-- Begin --
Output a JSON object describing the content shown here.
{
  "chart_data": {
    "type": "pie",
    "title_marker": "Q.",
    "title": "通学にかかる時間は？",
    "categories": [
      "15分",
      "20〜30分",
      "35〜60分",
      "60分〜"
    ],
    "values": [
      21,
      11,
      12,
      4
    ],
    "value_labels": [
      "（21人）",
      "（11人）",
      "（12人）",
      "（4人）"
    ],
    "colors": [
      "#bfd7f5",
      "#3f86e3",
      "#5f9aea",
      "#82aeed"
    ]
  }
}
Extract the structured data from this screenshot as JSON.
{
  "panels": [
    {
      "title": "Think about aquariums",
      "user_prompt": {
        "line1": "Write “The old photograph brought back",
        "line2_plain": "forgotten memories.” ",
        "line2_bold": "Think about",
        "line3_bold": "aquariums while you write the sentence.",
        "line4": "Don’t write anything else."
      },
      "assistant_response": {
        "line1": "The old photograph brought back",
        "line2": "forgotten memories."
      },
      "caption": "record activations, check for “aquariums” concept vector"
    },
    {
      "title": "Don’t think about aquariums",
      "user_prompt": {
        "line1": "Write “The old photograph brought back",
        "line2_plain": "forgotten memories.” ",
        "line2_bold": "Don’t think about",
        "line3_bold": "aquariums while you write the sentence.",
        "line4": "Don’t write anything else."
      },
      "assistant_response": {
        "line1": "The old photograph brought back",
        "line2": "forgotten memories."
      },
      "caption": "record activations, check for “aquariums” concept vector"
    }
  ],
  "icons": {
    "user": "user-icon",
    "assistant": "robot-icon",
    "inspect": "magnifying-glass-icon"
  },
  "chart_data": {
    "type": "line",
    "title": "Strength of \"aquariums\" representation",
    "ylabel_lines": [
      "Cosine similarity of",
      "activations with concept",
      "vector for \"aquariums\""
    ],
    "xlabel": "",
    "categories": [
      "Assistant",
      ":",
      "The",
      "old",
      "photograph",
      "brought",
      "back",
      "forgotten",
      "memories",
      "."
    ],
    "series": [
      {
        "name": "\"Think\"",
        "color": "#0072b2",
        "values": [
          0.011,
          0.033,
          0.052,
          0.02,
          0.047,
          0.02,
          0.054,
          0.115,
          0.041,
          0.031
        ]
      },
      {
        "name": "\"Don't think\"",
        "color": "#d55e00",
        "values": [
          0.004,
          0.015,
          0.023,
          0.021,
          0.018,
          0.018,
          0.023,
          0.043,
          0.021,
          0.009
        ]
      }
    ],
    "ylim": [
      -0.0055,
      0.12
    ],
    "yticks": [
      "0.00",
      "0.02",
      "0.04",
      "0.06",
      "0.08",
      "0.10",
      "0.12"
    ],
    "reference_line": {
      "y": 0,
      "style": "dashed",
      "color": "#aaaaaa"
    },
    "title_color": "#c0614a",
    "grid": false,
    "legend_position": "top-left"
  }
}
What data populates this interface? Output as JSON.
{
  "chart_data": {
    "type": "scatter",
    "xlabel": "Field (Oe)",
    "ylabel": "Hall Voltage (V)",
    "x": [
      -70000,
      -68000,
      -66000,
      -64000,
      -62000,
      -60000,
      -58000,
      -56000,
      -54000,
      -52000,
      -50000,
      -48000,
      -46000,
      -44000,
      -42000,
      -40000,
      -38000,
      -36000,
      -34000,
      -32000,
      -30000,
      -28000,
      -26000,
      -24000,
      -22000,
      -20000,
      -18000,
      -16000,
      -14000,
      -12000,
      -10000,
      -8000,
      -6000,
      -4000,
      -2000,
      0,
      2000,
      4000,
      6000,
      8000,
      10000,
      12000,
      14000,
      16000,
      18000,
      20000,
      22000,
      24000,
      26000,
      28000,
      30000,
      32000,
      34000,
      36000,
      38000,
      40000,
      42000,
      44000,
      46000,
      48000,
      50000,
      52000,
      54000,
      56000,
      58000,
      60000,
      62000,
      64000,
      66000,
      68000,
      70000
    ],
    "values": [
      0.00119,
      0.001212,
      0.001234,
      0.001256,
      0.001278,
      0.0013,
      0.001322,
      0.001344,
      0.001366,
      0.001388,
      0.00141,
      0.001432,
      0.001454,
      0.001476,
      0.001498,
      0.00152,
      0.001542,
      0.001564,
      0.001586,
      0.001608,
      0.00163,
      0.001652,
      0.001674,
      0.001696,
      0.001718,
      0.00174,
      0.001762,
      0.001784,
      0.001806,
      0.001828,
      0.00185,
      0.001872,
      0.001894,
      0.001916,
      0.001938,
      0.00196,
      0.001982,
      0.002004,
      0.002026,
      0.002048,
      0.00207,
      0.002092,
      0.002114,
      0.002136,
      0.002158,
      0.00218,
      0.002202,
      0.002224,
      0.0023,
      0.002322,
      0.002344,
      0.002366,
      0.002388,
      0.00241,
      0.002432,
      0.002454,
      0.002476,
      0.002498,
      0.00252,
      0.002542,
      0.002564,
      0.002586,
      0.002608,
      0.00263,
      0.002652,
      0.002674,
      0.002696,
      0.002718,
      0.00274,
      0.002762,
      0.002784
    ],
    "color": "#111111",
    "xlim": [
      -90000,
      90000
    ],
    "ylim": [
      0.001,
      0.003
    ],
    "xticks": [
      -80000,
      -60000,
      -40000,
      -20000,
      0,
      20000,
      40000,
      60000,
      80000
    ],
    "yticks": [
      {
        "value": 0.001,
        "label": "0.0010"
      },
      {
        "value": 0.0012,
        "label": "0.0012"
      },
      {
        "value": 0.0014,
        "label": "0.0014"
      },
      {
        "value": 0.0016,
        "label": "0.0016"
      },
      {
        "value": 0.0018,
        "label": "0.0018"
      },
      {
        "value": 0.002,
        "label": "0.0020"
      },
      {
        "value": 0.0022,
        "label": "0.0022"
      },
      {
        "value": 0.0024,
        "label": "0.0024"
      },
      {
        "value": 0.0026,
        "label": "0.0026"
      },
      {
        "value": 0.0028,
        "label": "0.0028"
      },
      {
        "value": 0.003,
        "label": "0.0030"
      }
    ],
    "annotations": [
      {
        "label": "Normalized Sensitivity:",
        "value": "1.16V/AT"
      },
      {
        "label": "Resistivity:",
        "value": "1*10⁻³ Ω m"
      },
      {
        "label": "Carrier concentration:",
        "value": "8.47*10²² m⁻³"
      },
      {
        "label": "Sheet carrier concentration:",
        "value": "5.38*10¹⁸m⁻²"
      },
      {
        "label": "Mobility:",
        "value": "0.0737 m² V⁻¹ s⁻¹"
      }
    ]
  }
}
-- End --
**What is asked:** Your task is to output the full set of records exactly as presented.

**Result of the exercise:**
Output a JSON object describing the content shown here.
{
  "chart_data": {
    "type": "pie",
    "title_marker": "Q.",
    "title": "通学にかかる時間は？",
    "categories": [
      "15分",
      "20〜30分",
      "35〜60分",
      "60分〜"
    ],
    "values": [
      21,
      11,
      12,
      4
    ],
    "value_labels": [
      "（21人）",
      "（11人）",
      "（12人）",
      "（4人）"
    ],
    "colors": [
      "#bfd7f5",
      "#3f86e3",
      "#5f9aea",
      "#82aeed"
    ]
  }
}
Extract the structured data from this screenshot as JSON.
{
  "panels": [
    {
      "title": "Think about aquariums",
      "user_prompt": {
        "line1": "Write “The old photograph brought back",
        "line2_plain": "forgotten memories.” ",
        "line2_bold": "Think about",
        "line3_bold": "aquariums while you write the sentence.",
        "line4": "Don’t write anything else."
      },
      "assistant_response": {
        "line1": "The old photograph brought back",
        "line2": "forgotten memories."
      },
      "caption": "record activations, check for “aquariums” concept vector"
    },
    {
      "title": "Don’t think about aquariums",
      "user_prompt": {
        "line1": "Write “The old photograph brought back",
        "line2_plain": "forgotten memories.” ",
        "line2_bold": "Don’t think about",
        "line3_bold": "aquariums while you write the sentence.",
        "line4": "Don’t write anything else."
      },
      "assistant_response": {
        "line1": "The old photograph brought back",
        "line2": "forgotten memories."
      },
      "caption": "record activations, check for “aquariums” concept vector"
    }
  ],
  "icons": {
    "user": "user-icon",
    "assistant": "robot-icon",
    "inspect": "magnifying-glass-icon"
  },
  "chart_data": {
    "type": "line",
    "title": "Strength of \"aquariums\" representation",
    "ylabel_lines": [
      "Cosine similarity of",
      "activations with concept",
      "vector for \"aquariums\""
    ],
    "xlabel": "",
    "categories": [
      "Assistant",
      ":",
      "The",
      "old",
      "photograph",
      "brought",
      "back",
      "forgotten",
      "memories",
      "."
    ],
    "series": [
      {
        "name": "\"Think\"",
        "color": "#0072b2",
        "values": [
          0.011,
          0.033,
          0.052,
          0.02,
          0.047,
          0.02,
          0.054,
          0.115,
          0.041,
          0.031
        ]
      },
      {
        "name": "\"Don't think\"",
        "color": "#d55e00",
        "values": [
          0.004,
          0.015,
          0.023,
          0.021,
          0.018,
          0.018,
          0.023,
          0.043,
          0.021,
          0.009
        ]
      }
    ],
    "ylim": [
      -0.0055,
      0.12
    ],
    "yticks": [
      "0.00",
      "0.02",
      "0.04",
      "0.06",
      "0.08",
      "0.10",
      "0.12"
    ],
    "reference_line": {
      "y": 0,
      "style": "dashed",
      "color": "#aaaaaa"
    },
    "title_color": "#c0614a",
    "grid": false,
    "legend_position": "top-left"
  }
}
What data populates this interface? Output as JSON.
{
  "chart_data": {
    "type": "scatter",
    "xlabel": "Field (Oe)",
    "ylabel": "Hall Voltage (V)",
    "x": [
      -70000,
      -68000,
      -66000,
      -64000,
      -62000,
      -60000,
      -58000,
      -56000,
      -54000,
      -52000,
      -50000,
      -48000,
      -46000,
      -44000,
      -42000,
      -40000,
      -38000,
      -36000,
      -34000,
      -32000,
      -30000,
      -28000,
      -26000,
      -24000,
      -22000,
      -20000,
      -18000,
      -16000,
      -14000,
      -12000,
      -10000,
      -8000,
      -6000,
      -4000,
      -2000,
      0,
      2000,
      4000,
      6000,
      8000,
      10000,
      12000,
      14000,
      16000,
      18000,
      20000,
      22000,
      24000,
      26000,
      28000,
      30000,
      32000,
      34000,
      36000,
      38000,
      40000,
      42000,
      44000,
      46000,
      48000,
      50000,
      52000,
      54000,
      56000,
      58000,
      60000,
      62000,
      64000,
      66000,
      68000,
      70000
    ],
    "values": [
      0.00119,
      0.001212,
      0.001234,
      0.001256,
      0.001278,
      0.0013,
      0.001322,
      0.001344,
      0.001366,
      0.001388,
      0.00141,
      0.001432,
      0.001454,
      0.001476,
      0.001498,
      0.00152,
      0.001542,
      0.001564,
      0.001586,
      0.001608,
      0.00163,
      0.001652,
      0.001674,
      0.001696,
      0.001718,
      0.00174,
      0.001762,
      0.001784,
      0.001806,
      0.001828,
      0.00185,
      0.001872,
      0.001894,
      0.001916,
      0.001938,
      0.00196,
      0.001982,
      0.002004,
      0.002026,
      0.002048,
      0.00207,
      0.002092,
      0.002114,
      0.002136,
      0.002158,
      0.00218,
      0.002202,
      0.002224,
      0.0023,
      0.002322,
      0.002344,
      0.002366,
      0.002388,
      0.00241,
      0.002432,
      0.002454,
      0.002476,
      0.002498,
      0.00252,
      0.002542,
      0.002564,
      0.002586,
      0.002608,
      0.00263,
      0.002652,
      0.002674,
      0.002696,
      0.002718,
      0.00274,
      0.002762,
      0.002784
    ],
    "color": "#111111",
    "xlim": [
      -90000,
      90000
    ],
    "ylim": [
      0.001,
      0.003
    ],
    "xticks": [
      -80000,
      -60000,
      -40000,
      -20000,
      0,
      20000,
      40000,
      60000,
      80000
    ],
    "yticks": [
      {
        "value": 0.001,
        "label": "0.0010"
      },
      {
        "value": 0.0012,
        "label": "0.0012"
      },
      {
        "value": 0.0014,
        "label": "0.0014"
      },
      {
        "value": 0.0016,
        "label": "0.0016"
      },
      {
        "value": 0.0018,
        "label": "0.0018"
      },
      {
        "value": 0.002,
        "label": "0.0020"
      },
      {
        "value": 0.0022,
        "label": "0.0022"
      },
      {
        "value": 0.0024,
        "label": "0.0024"
      },
      {
        "value": 0.0026,
        "label": "0.0026"
      },
      {
        "value": 0.0028,
        "label": "0.0028"
      },
      {
        "value": 0.003,
        "label": "0.0030"
      }
    ],
    "annotations": [
      {
        "label": "Normalized Sensitivity:",
        "value": "1.16V/AT"
      },
      {
        "label": "Resistivity:",
        "value": "1*10⁻³ Ω m"
      },
      {
        "label": "Carrier concentration:",
        "value": "8.47*10²² m⁻³"
      },
      {
        "label": "Sheet carrier concentration:",
        "value": "5.38*10¹⁸m⁻²"
      },
      {
        "label": "Mobility:",
        "value": "0.0737 m² V⁻¹ s⁻¹"
      }
    ]
  }
}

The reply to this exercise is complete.